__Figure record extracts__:
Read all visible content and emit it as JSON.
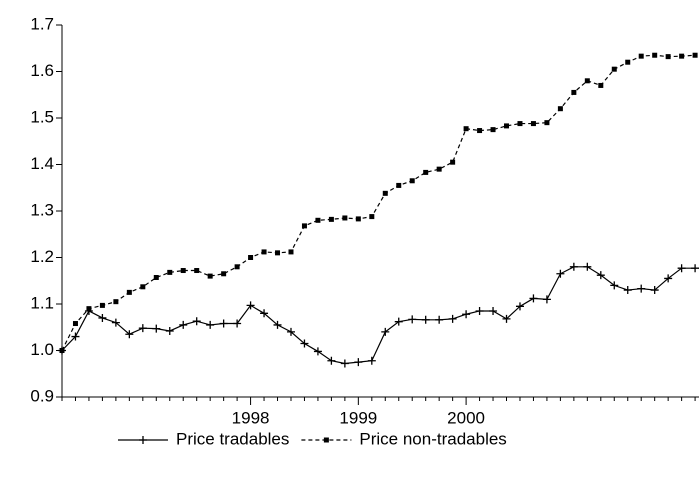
{
  "chart_data": {
    "type": "line",
    "categories": [
      null,
      null,
      null,
      null,
      null,
      null,
      null,
      null,
      null,
      null,
      null,
      null,
      null,
      null,
      "1998",
      null,
      null,
      null,
      null,
      null,
      null,
      null,
      "1999",
      null,
      null,
      null,
      null,
      null,
      null,
      null,
      "2000",
      null,
      null,
      null,
      null,
      null,
      null,
      null,
      null,
      null,
      null,
      null,
      null,
      null,
      null,
      null,
      null,
      null
    ],
    "series": [
      {
        "name": "Price tradables",
        "color": "#000000",
        "marker": "plus",
        "dash": false,
        "values": [
          1.0,
          1.03,
          1.085,
          1.07,
          1.06,
          1.035,
          1.048,
          1.047,
          1.042,
          1.055,
          1.063,
          1.055,
          1.058,
          1.058,
          1.097,
          1.08,
          1.055,
          1.04,
          1.015,
          0.998,
          0.978,
          0.972,
          0.975,
          0.978,
          1.04,
          1.062,
          1.067,
          1.066,
          1.066,
          1.068,
          1.078,
          1.085,
          1.085,
          1.068,
          1.095,
          1.112,
          1.11,
          1.165,
          1.18,
          1.18,
          1.162,
          1.14,
          1.13,
          1.133,
          1.13,
          1.155,
          1.177,
          1.177
        ]
      },
      {
        "name": "Price non-tradables",
        "color": "#000000",
        "marker": "square",
        "dash": true,
        "values": [
          1.0,
          1.058,
          1.09,
          1.097,
          1.105,
          1.125,
          1.137,
          1.157,
          1.168,
          1.172,
          1.172,
          1.16,
          1.165,
          1.18,
          1.2,
          1.212,
          1.21,
          1.212,
          1.268,
          1.28,
          1.282,
          1.285,
          1.283,
          1.288,
          1.338,
          1.355,
          1.365,
          1.383,
          1.39,
          1.405,
          1.477,
          1.473,
          1.475,
          1.483,
          1.488,
          1.488,
          1.49,
          1.52,
          1.555,
          1.58,
          1.57,
          1.605,
          1.62,
          1.633,
          1.635,
          1.632,
          1.633,
          1.635
        ]
      }
    ],
    "ylim": [
      0.9,
      1.7
    ],
    "yticks": [
      {
        "value": 0.9,
        "label": "0.9"
      },
      {
        "value": 1.0,
        "label": "1.0"
      },
      {
        "value": 1.1,
        "label": "1.1"
      },
      {
        "value": 1.2,
        "label": "1.2"
      },
      {
        "value": 1.3,
        "label": "1.3"
      },
      {
        "value": 1.4,
        "label": "1.4"
      },
      {
        "value": 1.5,
        "label": "1.5"
      },
      {
        "value": 1.6,
        "label": "1.6"
      },
      {
        "value": 1.7,
        "label": "1.7"
      }
    ],
    "grid": false,
    "legend": "bottom"
  }
}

__PROBLEM REQUIREMENTS__: What you return should match the records above word for word, minus the pictures.

__THE SOLUTION__:
Read all visible content and emit it as JSON.
{
  "chart_data": {
    "type": "line",
    "categories": [
      null,
      null,
      null,
      null,
      null,
      null,
      null,
      null,
      null,
      null,
      null,
      null,
      null,
      null,
      "1998",
      null,
      null,
      null,
      null,
      null,
      null,
      null,
      "1999",
      null,
      null,
      null,
      null,
      null,
      null,
      null,
      "2000",
      null,
      null,
      null,
      null,
      null,
      null,
      null,
      null,
      null,
      null,
      null,
      null,
      null,
      null,
      null,
      null,
      null
    ],
    "series": [
      {
        "name": "Price tradables",
        "color": "#000000",
        "marker": "plus",
        "dash": false,
        "values": [
          1.0,
          1.03,
          1.085,
          1.07,
          1.06,
          1.035,
          1.048,
          1.047,
          1.042,
          1.055,
          1.063,
          1.055,
          1.058,
          1.058,
          1.097,
          1.08,
          1.055,
          1.04,
          1.015,
          0.998,
          0.978,
          0.972,
          0.975,
          0.978,
          1.04,
          1.062,
          1.067,
          1.066,
          1.066,
          1.068,
          1.078,
          1.085,
          1.085,
          1.068,
          1.095,
          1.112,
          1.11,
          1.165,
          1.18,
          1.18,
          1.162,
          1.14,
          1.13,
          1.133,
          1.13,
          1.155,
          1.177,
          1.177
        ]
      },
      {
        "name": "Price non-tradables",
        "color": "#000000",
        "marker": "square",
        "dash": true,
        "values": [
          1.0,
          1.058,
          1.09,
          1.097,
          1.105,
          1.125,
          1.137,
          1.157,
          1.168,
          1.172,
          1.172,
          1.16,
          1.165,
          1.18,
          1.2,
          1.212,
          1.21,
          1.212,
          1.268,
          1.28,
          1.282,
          1.285,
          1.283,
          1.288,
          1.338,
          1.355,
          1.365,
          1.383,
          1.39,
          1.405,
          1.477,
          1.473,
          1.475,
          1.483,
          1.488,
          1.488,
          1.49,
          1.52,
          1.555,
          1.58,
          1.57,
          1.605,
          1.62,
          1.633,
          1.635,
          1.632,
          1.633,
          1.635
        ]
      }
    ],
    "ylim": [
      0.9,
      1.7
    ],
    "yticks": [
      {
        "value": 0.9,
        "label": "0.9"
      },
      {
        "value": 1.0,
        "label": "1.0"
      },
      {
        "value": 1.1,
        "label": "1.1"
      },
      {
        "value": 1.2,
        "label": "1.2"
      },
      {
        "value": 1.3,
        "label": "1.3"
      },
      {
        "value": 1.4,
        "label": "1.4"
      },
      {
        "value": 1.5,
        "label": "1.5"
      },
      {
        "value": 1.6,
        "label": "1.6"
      },
      {
        "value": 1.7,
        "label": "1.7"
      }
    ],
    "grid": false,
    "legend": "bottom"
  }
}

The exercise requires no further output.